[start DATA]
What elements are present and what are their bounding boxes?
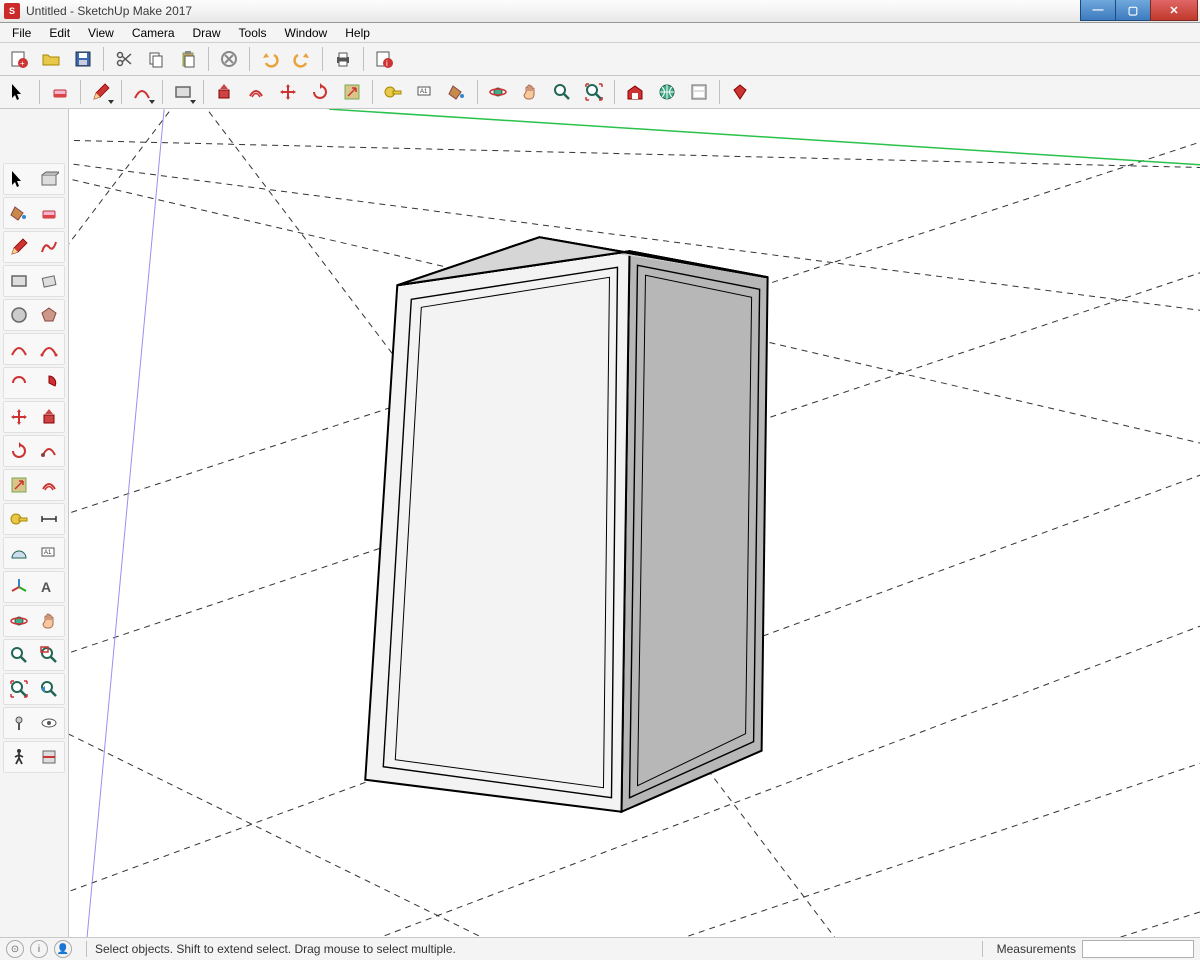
- title-bar: S Untitled - SketchUp Make 2017 — ▢ ✕: [0, 0, 1200, 23]
- zoom-button[interactable]: [547, 78, 577, 106]
- tape-tool[interactable]: [5, 505, 33, 533]
- polygon-tool[interactable]: [35, 301, 63, 329]
- model-info-button[interactable]: [369, 45, 399, 73]
- pie-tool[interactable]: [35, 369, 63, 397]
- status-bar: ⊙ i 👤 Select objects. Shift to extend se…: [0, 937, 1200, 960]
- minimize-button[interactable]: —: [1080, 0, 1116, 21]
- status-hint: Select objects. Shift to extend select. …: [95, 942, 456, 956]
- tape-button[interactable]: [378, 78, 408, 106]
- menu-help[interactable]: Help: [337, 24, 378, 42]
- cut-button[interactable]: [109, 45, 139, 73]
- orbit-tool[interactable]: [5, 607, 33, 635]
- previous-view-tool[interactable]: [35, 675, 63, 703]
- section-plane-tool[interactable]: [35, 743, 63, 771]
- line-tool[interactable]: [5, 233, 33, 261]
- warehouse-button[interactable]: [620, 78, 650, 106]
- select-button[interactable]: [4, 78, 34, 106]
- menu-camera[interactable]: Camera: [124, 24, 183, 42]
- measurements-input[interactable]: [1082, 940, 1194, 958]
- menu-bar: FileEditViewCameraDrawToolsWindowHelp: [0, 23, 1200, 43]
- protractor-tool[interactable]: [5, 539, 33, 567]
- pan-tool[interactable]: [35, 607, 63, 635]
- paint-tool[interactable]: [5, 199, 33, 227]
- menu-window[interactable]: Window: [277, 24, 336, 42]
- dimension-tool[interactable]: [35, 505, 63, 533]
- close-button[interactable]: ✕: [1150, 0, 1198, 21]
- look-around-tool[interactable]: [35, 709, 63, 737]
- credits-icon[interactable]: i: [30, 940, 48, 958]
- text-button[interactable]: [410, 78, 440, 106]
- orbit-button[interactable]: [483, 78, 513, 106]
- arc-button[interactable]: [127, 78, 157, 106]
- viewport-3d[interactable]: [69, 109, 1200, 938]
- rectangle-button[interactable]: [168, 78, 198, 106]
- save-button[interactable]: [68, 45, 98, 73]
- position-camera-tool[interactable]: [5, 709, 33, 737]
- signin-icon[interactable]: 👤: [54, 940, 72, 958]
- menu-tools[interactable]: Tools: [231, 24, 275, 42]
- redo-button[interactable]: [287, 45, 317, 73]
- app-icon: S: [4, 3, 20, 19]
- maximize-button[interactable]: ▢: [1115, 0, 1151, 21]
- copy-button[interactable]: [141, 45, 171, 73]
- menu-view[interactable]: View: [80, 24, 122, 42]
- layout-button[interactable]: [684, 78, 714, 106]
- 3dtext-tool[interactable]: [35, 573, 63, 601]
- make-component-tool[interactable]: [35, 165, 63, 193]
- extensions-button[interactable]: [725, 78, 755, 106]
- line-button[interactable]: [86, 78, 116, 106]
- eraser-button[interactable]: [45, 78, 75, 106]
- menu-file[interactable]: File: [4, 24, 39, 42]
- select-tool[interactable]: [5, 165, 33, 193]
- followme-tool[interactable]: [35, 437, 63, 465]
- zoom-extents-tool[interactable]: [5, 675, 33, 703]
- rotate-button[interactable]: [305, 78, 335, 106]
- freehand-tool[interactable]: [35, 233, 63, 261]
- new-from-template-button[interactable]: [4, 45, 34, 73]
- window-controls: — ▢ ✕: [1081, 0, 1198, 21]
- arc2-tool[interactable]: [35, 335, 63, 363]
- text-tool[interactable]: [35, 539, 63, 567]
- add-location-button[interactable]: [652, 78, 682, 106]
- undo-button[interactable]: [255, 45, 285, 73]
- geo-location-icon[interactable]: ⊙: [6, 940, 24, 958]
- rectangle-tool[interactable]: [5, 267, 33, 295]
- print-button[interactable]: [328, 45, 358, 73]
- paint-button[interactable]: [442, 78, 472, 106]
- rotated-rect-tool[interactable]: [35, 267, 63, 295]
- scale-button[interactable]: [337, 78, 367, 106]
- large-toolset-toolbar: [0, 76, 1200, 109]
- offset-button[interactable]: [241, 78, 271, 106]
- erase-button[interactable]: [214, 45, 244, 73]
- workspace: [0, 109, 1200, 938]
- rotate-tool[interactable]: [5, 437, 33, 465]
- move-button[interactable]: [273, 78, 303, 106]
- menu-edit[interactable]: Edit: [41, 24, 78, 42]
- move-tool[interactable]: [5, 403, 33, 431]
- arc-tool[interactable]: [5, 335, 33, 363]
- menu-draw[interactable]: Draw: [185, 24, 229, 42]
- standard-toolbar: [0, 43, 1200, 76]
- offset-tool[interactable]: [35, 471, 63, 499]
- scale-tool[interactable]: [5, 471, 33, 499]
- pushpull-tool[interactable]: [35, 403, 63, 431]
- paste-button[interactable]: [173, 45, 203, 73]
- zoom-extents-button[interactable]: [579, 78, 609, 106]
- eraser-tool[interactable]: [35, 199, 63, 227]
- window-title: Untitled - SketchUp Make 2017: [26, 4, 192, 18]
- pushpull-button[interactable]: [209, 78, 239, 106]
- walk-tool[interactable]: [5, 743, 33, 771]
- pan-button[interactable]: [515, 78, 545, 106]
- tool-palette: [0, 109, 69, 938]
- measurements-label: Measurements: [997, 942, 1076, 956]
- axes-tool[interactable]: [5, 573, 33, 601]
- arc3-tool[interactable]: [5, 369, 33, 397]
- scene-canvas[interactable]: [69, 109, 1200, 938]
- circle-tool[interactable]: [5, 301, 33, 329]
- zoom-tool[interactable]: [5, 641, 33, 669]
- zoom-window-tool[interactable]: [35, 641, 63, 669]
- open-button[interactable]: [36, 45, 66, 73]
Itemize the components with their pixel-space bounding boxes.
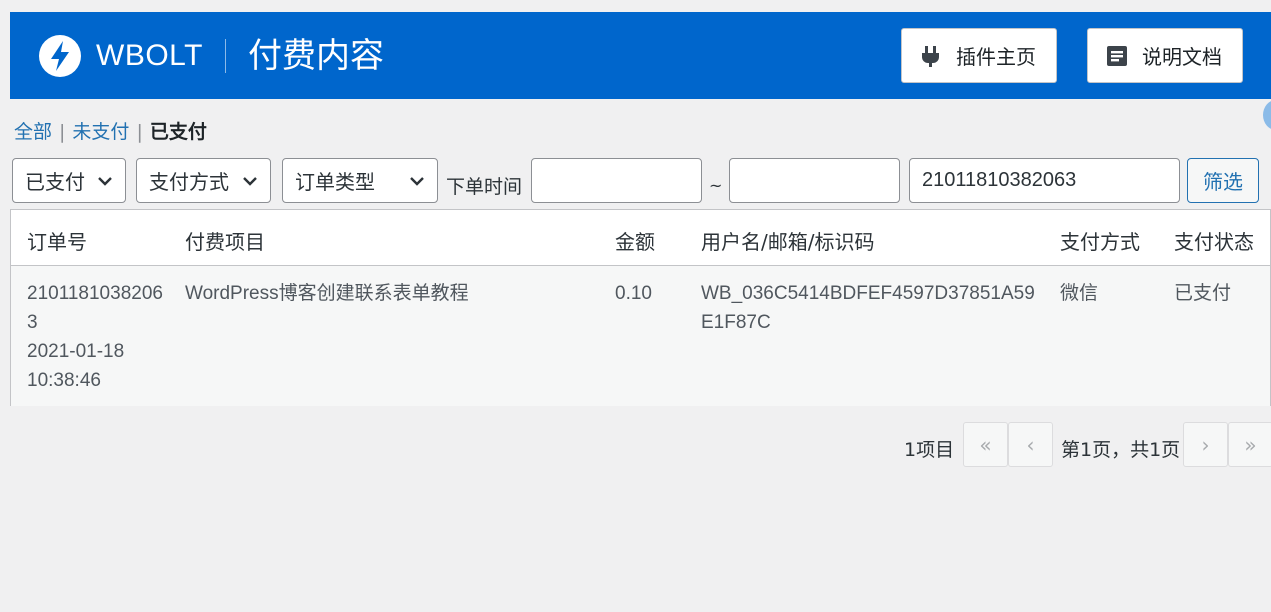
- header-bar: WBOLT 付费内容 插件主页 说明文档: [10, 12, 1271, 99]
- order-time-label: 下单时间: [446, 176, 523, 198]
- date-from-input[interactable]: [531, 158, 702, 203]
- page-title: 付费内容: [248, 36, 384, 76]
- prev-page-button[interactable]: ‹: [1008, 422, 1053, 467]
- order-type-select-value: 订单类型: [295, 170, 375, 194]
- header-divider: [225, 39, 226, 73]
- plug-icon: [922, 45, 939, 67]
- chevron-down-icon: [410, 177, 424, 186]
- col-item[interactable]: 付费项目: [185, 226, 265, 255]
- separator: |: [136, 121, 143, 143]
- docs-label: 说明文档: [1142, 45, 1222, 69]
- cell-order-no: 21011810382063 2021-01-18 10:38:46: [27, 279, 167, 395]
- help-tab-edge[interactable]: [1263, 100, 1271, 130]
- separator: |: [59, 121, 66, 143]
- table-row: 21011810382063 2021-01-18 10:38:46 WordP…: [11, 266, 1270, 406]
- pagination: 1项目 « ‹ 第1页，共1页 › »: [0, 422, 1271, 468]
- col-amount[interactable]: 金额: [615, 226, 655, 255]
- filter-all-link[interactable]: 全部: [14, 119, 52, 145]
- date-range-separator: ~: [709, 176, 723, 195]
- order-type-select[interactable]: 订单类型: [282, 158, 438, 203]
- brand-name: WBOLT: [96, 39, 203, 72]
- status-filter-links: 全部 | 未支付 | 已支付: [14, 119, 207, 145]
- order-number-input[interactable]: 21011810382063: [909, 158, 1180, 203]
- col-status[interactable]: 支付状态: [1174, 226, 1254, 255]
- orders-table: 订单号 付费项目 金额 用户名/邮箱/标识码 支付方式 支付状态 2101181…: [10, 209, 1271, 406]
- order-date: 2021-01-18: [27, 341, 125, 362]
- cell-item[interactable]: WordPress博客创建联系表单教程: [185, 279, 469, 308]
- pay-method-select-value: 支付方式: [149, 170, 229, 194]
- col-pay-method[interactable]: 支付方式: [1060, 226, 1140, 255]
- order-number-value: 21011810382063: [922, 169, 1077, 191]
- first-page-button[interactable]: «: [963, 422, 1008, 467]
- chevron-down-icon: [243, 177, 257, 186]
- cell-user: WB_036C5414BDFEF4597D37851A59E1F87C: [701, 283, 1035, 333]
- cell-pay-method: 微信: [1060, 283, 1099, 304]
- bolt-logo-icon: [39, 35, 81, 77]
- filter-button[interactable]: 筛选: [1187, 158, 1259, 203]
- document-icon: [1107, 45, 1127, 66]
- table-header: 订单号 付费项目 金额 用户名/邮箱/标识码 支付方式 支付状态: [11, 210, 1270, 266]
- page-info: 第1页，共1页: [1061, 439, 1181, 461]
- filter-paid-current[interactable]: 已支付: [150, 119, 207, 145]
- chevron-down-icon: [98, 177, 112, 186]
- date-to-input[interactable]: [729, 158, 900, 203]
- next-page-button[interactable]: ›: [1183, 422, 1228, 467]
- status-select[interactable]: 已支付: [12, 158, 126, 203]
- col-order-no[interactable]: 订单号: [27, 226, 87, 255]
- cell-status: 已支付: [1174, 283, 1232, 304]
- filter-unpaid-link[interactable]: 未支付: [72, 119, 129, 145]
- plugin-home-label: 插件主页: [956, 45, 1036, 69]
- last-page-button[interactable]: »: [1228, 422, 1271, 467]
- status-select-value: 已支付: [25, 170, 85, 194]
- cell-amount: 0.10: [615, 283, 652, 304]
- col-user[interactable]: 用户名/邮箱/标识码: [701, 226, 874, 255]
- order-time: 10:38:46: [27, 370, 101, 391]
- pay-method-select[interactable]: 支付方式: [136, 158, 271, 203]
- docs-button[interactable]: 说明文档: [1087, 28, 1243, 83]
- order-number[interactable]: 21011810382063: [27, 279, 167, 337]
- plugin-home-button[interactable]: 插件主页: [901, 28, 1057, 83]
- items-count: 1项目: [904, 439, 955, 461]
[end DATA]
AIM OF THE TASK — Retype the material word for word, starting at the line that contains "- header-bar: WBOLT" and stopping after the line that contains "- chevron-down-icon: [243, 177, 257, 186]".

RESPONSE —
- header-bar: WBOLT 付费内容 插件主页 说明文档: [10, 12, 1271, 99]
- order-time-label: 下单时间: [446, 176, 523, 198]
- date-from-input[interactable]: [531, 158, 702, 203]
- page-title: 付费内容: [248, 36, 384, 76]
- prev-page-button[interactable]: ‹: [1008, 422, 1053, 467]
- order-type-select-value: 订单类型: [295, 170, 375, 194]
- header-divider: [225, 39, 226, 73]
- plug-icon: [922, 45, 939, 67]
- chevron-down-icon: [410, 177, 424, 186]
- col-item[interactable]: 付费项目: [185, 226, 265, 255]
- separator: |: [136, 121, 143, 143]
- docs-label: 说明文档: [1142, 45, 1222, 69]
- cell-order-no: 21011810382063 2021-01-18 10:38:46: [27, 279, 167, 395]
- help-tab-edge[interactable]: [1263, 100, 1271, 130]
- separator: |: [59, 121, 66, 143]
- table-row: 21011810382063 2021-01-18 10:38:46 WordP…: [11, 266, 1270, 406]
- pagination: 1项目 « ‹ 第1页，共1页 › »: [0, 422, 1271, 468]
- col-amount[interactable]: 金额: [615, 226, 655, 255]
- filter-all-link[interactable]: 全部: [14, 119, 52, 145]
- date-range-separator: ~: [709, 176, 723, 195]
- order-type-select[interactable]: 订单类型: [282, 158, 438, 203]
- brand-name: WBOLT: [96, 39, 203, 72]
- status-filter-links: 全部 | 未支付 | 已支付: [14, 119, 207, 145]
- order-number-input[interactable]: 21011810382063: [909, 158, 1180, 203]
- col-status[interactable]: 支付状态: [1174, 226, 1254, 255]
- orders-table: 订单号 付费项目 金额 用户名/邮箱/标识码 支付方式 支付状态 2101181…: [10, 209, 1271, 406]
- order-date: 2021-01-18: [27, 341, 125, 362]
- cell-item[interactable]: WordPress博客创建联系表单教程: [185, 279, 469, 308]
- pay-method-select-value: 支付方式: [149, 170, 229, 194]
- col-pay-method[interactable]: 支付方式: [1060, 226, 1140, 255]
- order-number-value: 21011810382063: [922, 169, 1077, 191]
- first-page-button[interactable]: «: [963, 422, 1008, 467]
- chevron-down-icon: [243, 177, 257, 186]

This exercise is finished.